■ DATA FOR PROCESSING

______________________________

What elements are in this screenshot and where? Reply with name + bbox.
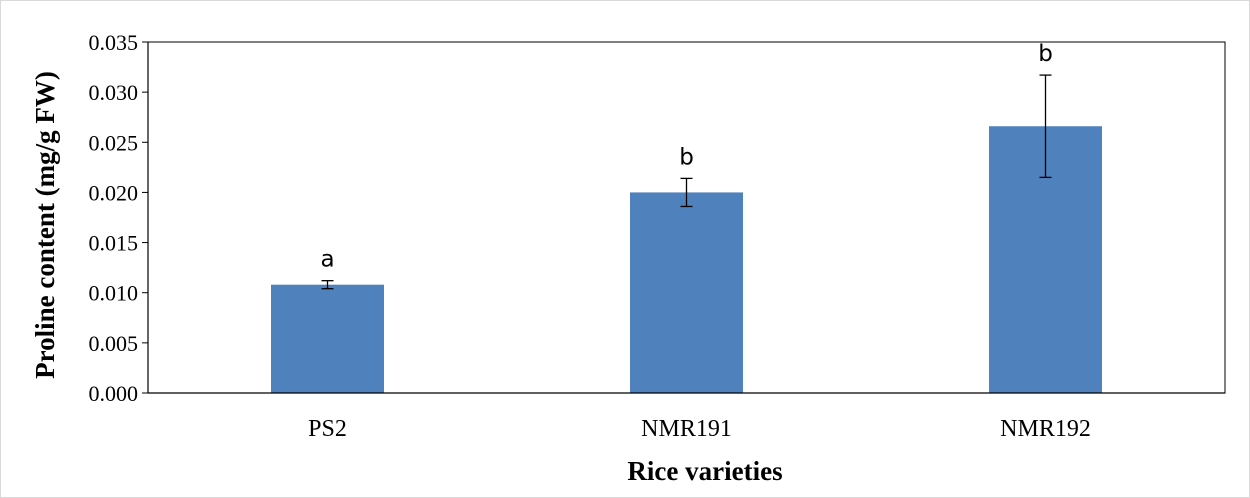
error-bars [321,74,1052,290]
y-tick-label: 0.005 [89,331,139,356]
bars [271,126,1102,394]
y-tick-label: 0.000 [89,381,139,406]
y-tick-label: 0.035 [89,30,139,55]
y-tick-label: 0.015 [89,231,139,256]
error-bar-ps2 [321,280,334,290]
significance-label-ps2: a [320,247,334,273]
significance-label-nmr191: b [679,144,694,170]
y-tick-label: 0.030 [89,80,139,105]
error-bar-nmr192 [1039,74,1052,179]
y-axis-title: Proline content (mg/g FW) [30,71,60,379]
y-tick-label: 0.010 [89,281,139,306]
bar-nmr191 [630,192,743,393]
y-tick-labels: 0.000 0.005 0.010 0.015 0.020 0.025 0.030 0.035 [89,30,148,406]
y-tick-label: 0.020 [89,180,139,205]
x-tick-label-nmr191: NMR191 [641,416,732,442]
bar-ps2 [271,284,384,393]
significance-label-nmr192: b [1038,41,1053,67]
x-tick-label-ps2: PS2 [308,416,347,442]
y-tick-label: 0.025 [89,130,139,155]
x-tick-label-nmr192: NMR192 [1000,416,1091,442]
significance-labels: a b b [320,41,1052,273]
error-bar-nmr191 [680,177,693,208]
x-axis-title: Rice varieties [627,456,782,486]
x-tick-labels: PS2 NMR191 NMR192 [308,416,1091,442]
plot-area-border [147,41,1226,394]
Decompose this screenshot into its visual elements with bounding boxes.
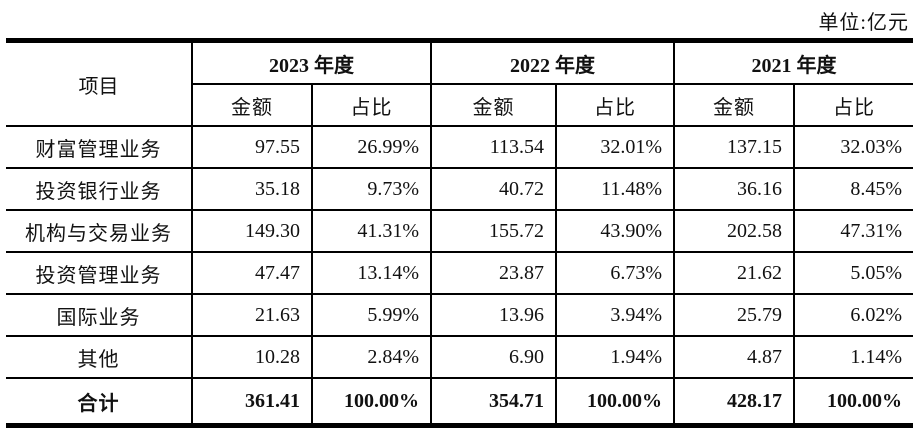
amount-cell: 354.71: [430, 377, 557, 427]
table-row: 国际业务 21.63 5.99% 13.96 3.94% 25.79 6.02%: [6, 293, 913, 337]
amount-cell: 21.63: [191, 293, 313, 337]
ratio-cell: 32.01%: [555, 125, 675, 169]
total-label: 合计: [6, 377, 193, 427]
table-row: 机构与交易业务 149.30 41.31% 155.72 43.90% 202.…: [6, 209, 913, 253]
amount-cell: 47.47: [191, 251, 313, 295]
ratio-cell: 100.00%: [555, 377, 675, 427]
row-label: 国际业务: [6, 293, 193, 337]
ratio-cell: 6.73%: [555, 251, 675, 295]
col-header-year-2023: 2023 年度: [191, 39, 432, 85]
amount-cell: 137.15: [673, 125, 795, 169]
ratio-cell: 6.02%: [793, 293, 913, 337]
amount-cell: 40.72: [430, 167, 557, 211]
amount-cell: 428.17: [673, 377, 795, 427]
col-header-ratio-2023: 占比: [311, 83, 432, 127]
col-header-amount-2021: 金额: [673, 83, 795, 127]
col-header-item: 项目: [6, 39, 193, 127]
amount-cell: 361.41: [191, 377, 313, 427]
unit-label: 单位:亿元: [818, 12, 909, 34]
table-row: 投资银行业务 35.18 9.73% 40.72 11.48% 36.16 8.…: [6, 167, 913, 211]
col-header-year-2021: 2021 年度: [673, 39, 913, 85]
amount-cell: 13.96: [430, 293, 557, 337]
table-row: 投资管理业务 47.47 13.14% 23.87 6.73% 21.62 5.…: [6, 251, 913, 295]
ratio-cell: 32.03%: [793, 125, 913, 169]
amount-cell: 155.72: [430, 209, 557, 253]
row-label: 财富管理业务: [6, 125, 193, 169]
amount-cell: 25.79: [673, 293, 795, 337]
ratio-cell: 5.05%: [793, 251, 913, 295]
amount-cell: 21.62: [673, 251, 795, 295]
col-header-ratio-2022: 占比: [555, 83, 675, 127]
ratio-cell: 9.73%: [311, 167, 432, 211]
ratio-cell: 1.94%: [555, 335, 675, 379]
table-row: 其他 10.28 2.84% 6.90 1.94% 4.87 1.14%: [6, 335, 913, 379]
row-label: 其他: [6, 335, 193, 379]
amount-cell: 113.54: [430, 125, 557, 169]
table-total-row: 合计 361.41 100.00% 354.71 100.00% 428.17 …: [6, 377, 913, 427]
ratio-cell: 8.45%: [793, 167, 913, 211]
ratio-cell: 2.84%: [311, 335, 432, 379]
row-label: 投资银行业务: [6, 167, 193, 211]
row-label: 机构与交易业务: [6, 209, 193, 253]
ratio-cell: 43.90%: [555, 209, 675, 253]
amount-cell: 35.18: [191, 167, 313, 211]
col-header-ratio-2021: 占比: [793, 83, 913, 127]
row-label: 投资管理业务: [6, 251, 193, 295]
ratio-cell: 3.94%: [555, 293, 675, 337]
segment-revenue-table: 项目 2023 年度 2022 年度 2021 年度 金额 占比 金额 占比 金…: [6, 38, 913, 428]
ratio-cell: 5.99%: [311, 293, 432, 337]
ratio-cell: 1.14%: [793, 335, 913, 379]
ratio-cell: 41.31%: [311, 209, 432, 253]
ratio-cell: 13.14%: [311, 251, 432, 295]
table-header-years-row: 项目 2023 年度 2022 年度 2021 年度: [6, 39, 913, 127]
amount-cell: 10.28: [191, 335, 313, 379]
amount-cell: 202.58: [673, 209, 795, 253]
amount-cell: 36.16: [673, 167, 795, 211]
amount-cell: 6.90: [430, 335, 557, 379]
amount-cell: 97.55: [191, 125, 313, 169]
col-header-amount-2022: 金额: [430, 83, 557, 127]
amount-cell: 149.30: [191, 209, 313, 253]
table-row: 财富管理业务 97.55 26.99% 113.54 32.01% 137.15…: [6, 125, 913, 169]
col-header-amount-2023: 金额: [192, 83, 313, 127]
amount-cell: 23.87: [430, 251, 557, 295]
table-header-subcols-row: 金额 占比 金额 占比 金额 占比: [6, 83, 913, 127]
col-header-year-2022: 2022 年度: [430, 39, 675, 85]
ratio-cell: 26.99%: [311, 125, 432, 169]
ratio-cell: 11.48%: [555, 167, 675, 211]
ratio-cell: 100.00%: [793, 377, 913, 427]
ratio-cell: 47.31%: [793, 209, 913, 253]
ratio-cell: 100.00%: [311, 377, 432, 427]
amount-cell: 4.87: [673, 335, 795, 379]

______________________________

■ WHAT IS BEING ASKED
Copy the lines of the records exactly, starting with the line that contains "amount-cell: 354.71: [430, 377, 557, 427]" and ending with the line that contains "total-label: 合计: [6, 377, 193, 427]", and include both of those lines.

■ ANSWER TO THE TASK
amount-cell: 354.71: [430, 377, 557, 427]
table-row: 国际业务 21.63 5.99% 13.96 3.94% 25.79 6.02%: [6, 293, 913, 337]
amount-cell: 21.63: [191, 293, 313, 337]
ratio-cell: 32.01%: [555, 125, 675, 169]
total-label: 合计: [6, 377, 193, 427]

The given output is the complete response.